> **Provided information**:
----
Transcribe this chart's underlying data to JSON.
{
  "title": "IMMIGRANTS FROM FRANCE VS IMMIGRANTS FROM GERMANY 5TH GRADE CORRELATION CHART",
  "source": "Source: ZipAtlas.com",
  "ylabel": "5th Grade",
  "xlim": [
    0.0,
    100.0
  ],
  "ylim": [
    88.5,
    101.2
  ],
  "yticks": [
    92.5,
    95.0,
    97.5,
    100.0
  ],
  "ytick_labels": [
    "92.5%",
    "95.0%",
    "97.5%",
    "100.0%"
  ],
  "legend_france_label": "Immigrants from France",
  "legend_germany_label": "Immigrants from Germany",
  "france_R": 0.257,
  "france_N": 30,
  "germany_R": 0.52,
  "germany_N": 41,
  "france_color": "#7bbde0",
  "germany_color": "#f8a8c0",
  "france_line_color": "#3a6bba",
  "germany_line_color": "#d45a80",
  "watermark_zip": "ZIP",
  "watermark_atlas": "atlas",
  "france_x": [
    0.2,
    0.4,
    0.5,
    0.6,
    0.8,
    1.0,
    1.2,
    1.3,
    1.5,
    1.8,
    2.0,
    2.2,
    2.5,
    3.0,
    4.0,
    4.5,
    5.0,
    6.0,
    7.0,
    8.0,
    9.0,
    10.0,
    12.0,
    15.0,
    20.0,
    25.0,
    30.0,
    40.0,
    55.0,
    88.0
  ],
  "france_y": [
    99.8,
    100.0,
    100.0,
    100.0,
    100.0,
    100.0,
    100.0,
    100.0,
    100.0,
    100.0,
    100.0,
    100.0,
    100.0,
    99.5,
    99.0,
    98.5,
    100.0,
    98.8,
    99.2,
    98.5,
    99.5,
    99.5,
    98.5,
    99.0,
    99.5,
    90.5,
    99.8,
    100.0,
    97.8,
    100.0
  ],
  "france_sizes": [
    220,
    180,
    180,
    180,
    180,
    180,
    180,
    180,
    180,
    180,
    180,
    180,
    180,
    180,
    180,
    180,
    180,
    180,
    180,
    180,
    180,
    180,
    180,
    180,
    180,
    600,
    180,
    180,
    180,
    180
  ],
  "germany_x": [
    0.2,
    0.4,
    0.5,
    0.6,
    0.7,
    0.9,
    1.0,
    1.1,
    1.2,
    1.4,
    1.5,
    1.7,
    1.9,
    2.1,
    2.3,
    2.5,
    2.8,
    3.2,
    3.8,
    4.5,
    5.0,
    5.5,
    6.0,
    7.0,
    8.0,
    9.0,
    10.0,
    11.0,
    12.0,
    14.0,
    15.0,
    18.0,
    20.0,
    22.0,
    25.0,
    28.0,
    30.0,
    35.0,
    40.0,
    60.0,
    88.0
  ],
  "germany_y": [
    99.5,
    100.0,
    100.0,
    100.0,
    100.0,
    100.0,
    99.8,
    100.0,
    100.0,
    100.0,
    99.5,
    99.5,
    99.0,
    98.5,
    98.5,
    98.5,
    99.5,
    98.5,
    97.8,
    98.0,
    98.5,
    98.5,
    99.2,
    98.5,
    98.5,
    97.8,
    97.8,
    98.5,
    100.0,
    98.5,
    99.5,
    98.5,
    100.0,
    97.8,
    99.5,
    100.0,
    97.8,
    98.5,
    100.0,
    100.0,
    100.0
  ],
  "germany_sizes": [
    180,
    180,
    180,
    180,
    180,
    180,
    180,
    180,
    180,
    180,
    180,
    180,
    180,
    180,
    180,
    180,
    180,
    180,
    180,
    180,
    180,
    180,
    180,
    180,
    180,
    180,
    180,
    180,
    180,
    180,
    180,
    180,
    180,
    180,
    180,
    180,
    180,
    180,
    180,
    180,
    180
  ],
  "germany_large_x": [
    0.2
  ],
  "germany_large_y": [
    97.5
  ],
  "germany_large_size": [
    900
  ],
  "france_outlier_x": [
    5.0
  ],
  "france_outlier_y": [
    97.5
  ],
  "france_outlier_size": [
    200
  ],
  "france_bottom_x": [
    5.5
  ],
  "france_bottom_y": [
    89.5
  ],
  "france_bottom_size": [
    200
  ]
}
----
> **Stated problem**: Reproduce all of the data exactly as given.

> **Finished exercise**:
Transcribe this chart's underlying data to JSON.
{
  "title": "IMMIGRANTS FROM FRANCE VS IMMIGRANTS FROM GERMANY 5TH GRADE CORRELATION CHART",
  "source": "Source: ZipAtlas.com",
  "ylabel": "5th Grade",
  "xlim": [
    0.0,
    100.0
  ],
  "ylim": [
    88.5,
    101.2
  ],
  "yticks": [
    92.5,
    95.0,
    97.5,
    100.0
  ],
  "ytick_labels": [
    "92.5%",
    "95.0%",
    "97.5%",
    "100.0%"
  ],
  "legend_france_label": "Immigrants from France",
  "legend_germany_label": "Immigrants from Germany",
  "france_R": 0.257,
  "france_N": 30,
  "germany_R": 0.52,
  "germany_N": 41,
  "france_color": "#7bbde0",
  "germany_color": "#f8a8c0",
  "france_line_color": "#3a6bba",
  "germany_line_color": "#d45a80",
  "watermark_zip": "ZIP",
  "watermark_atlas": "atlas",
  "france_x": [
    0.2,
    0.4,
    0.5,
    0.6,
    0.8,
    1.0,
    1.2,
    1.3,
    1.5,
    1.8,
    2.0,
    2.2,
    2.5,
    3.0,
    4.0,
    4.5,
    5.0,
    6.0,
    7.0,
    8.0,
    9.0,
    10.0,
    12.0,
    15.0,
    20.0,
    25.0,
    30.0,
    40.0,
    55.0,
    88.0
  ],
  "france_y": [
    99.8,
    100.0,
    100.0,
    100.0,
    100.0,
    100.0,
    100.0,
    100.0,
    100.0,
    100.0,
    100.0,
    100.0,
    100.0,
    99.5,
    99.0,
    98.5,
    100.0,
    98.8,
    99.2,
    98.5,
    99.5,
    99.5,
    98.5,
    99.0,
    99.5,
    90.5,
    99.8,
    100.0,
    97.8,
    100.0
  ],
  "france_sizes": [
    220,
    180,
    180,
    180,
    180,
    180,
    180,
    180,
    180,
    180,
    180,
    180,
    180,
    180,
    180,
    180,
    180,
    180,
    180,
    180,
    180,
    180,
    180,
    180,
    180,
    600,
    180,
    180,
    180,
    180
  ],
  "germany_x": [
    0.2,
    0.4,
    0.5,
    0.6,
    0.7,
    0.9,
    1.0,
    1.1,
    1.2,
    1.4,
    1.5,
    1.7,
    1.9,
    2.1,
    2.3,
    2.5,
    2.8,
    3.2,
    3.8,
    4.5,
    5.0,
    5.5,
    6.0,
    7.0,
    8.0,
    9.0,
    10.0,
    11.0,
    12.0,
    14.0,
    15.0,
    18.0,
    20.0,
    22.0,
    25.0,
    28.0,
    30.0,
    35.0,
    40.0,
    60.0,
    88.0
  ],
  "germany_y": [
    99.5,
    100.0,
    100.0,
    100.0,
    100.0,
    100.0,
    99.8,
    100.0,
    100.0,
    100.0,
    99.5,
    99.5,
    99.0,
    98.5,
    98.5,
    98.5,
    99.5,
    98.5,
    97.8,
    98.0,
    98.5,
    98.5,
    99.2,
    98.5,
    98.5,
    97.8,
    97.8,
    98.5,
    100.0,
    98.5,
    99.5,
    98.5,
    100.0,
    97.8,
    99.5,
    100.0,
    97.8,
    98.5,
    100.0,
    100.0,
    100.0
  ],
  "germany_sizes": [
    180,
    180,
    180,
    180,
    180,
    180,
    180,
    180,
    180,
    180,
    180,
    180,
    180,
    180,
    180,
    180,
    180,
    180,
    180,
    180,
    180,
    180,
    180,
    180,
    180,
    180,
    180,
    180,
    180,
    180,
    180,
    180,
    180,
    180,
    180,
    180,
    180,
    180,
    180,
    180,
    180
  ],
  "germany_large_x": [
    0.2
  ],
  "germany_large_y": [
    97.5
  ],
  "germany_large_size": [
    900
  ],
  "france_outlier_x": [
    5.0
  ],
  "france_outlier_y": [
    97.5
  ],
  "france_outlier_size": [
    200
  ],
  "france_bottom_x": [
    5.5
  ],
  "france_bottom_y": [
    89.5
  ],
  "france_bottom_size": [
    200
  ]
}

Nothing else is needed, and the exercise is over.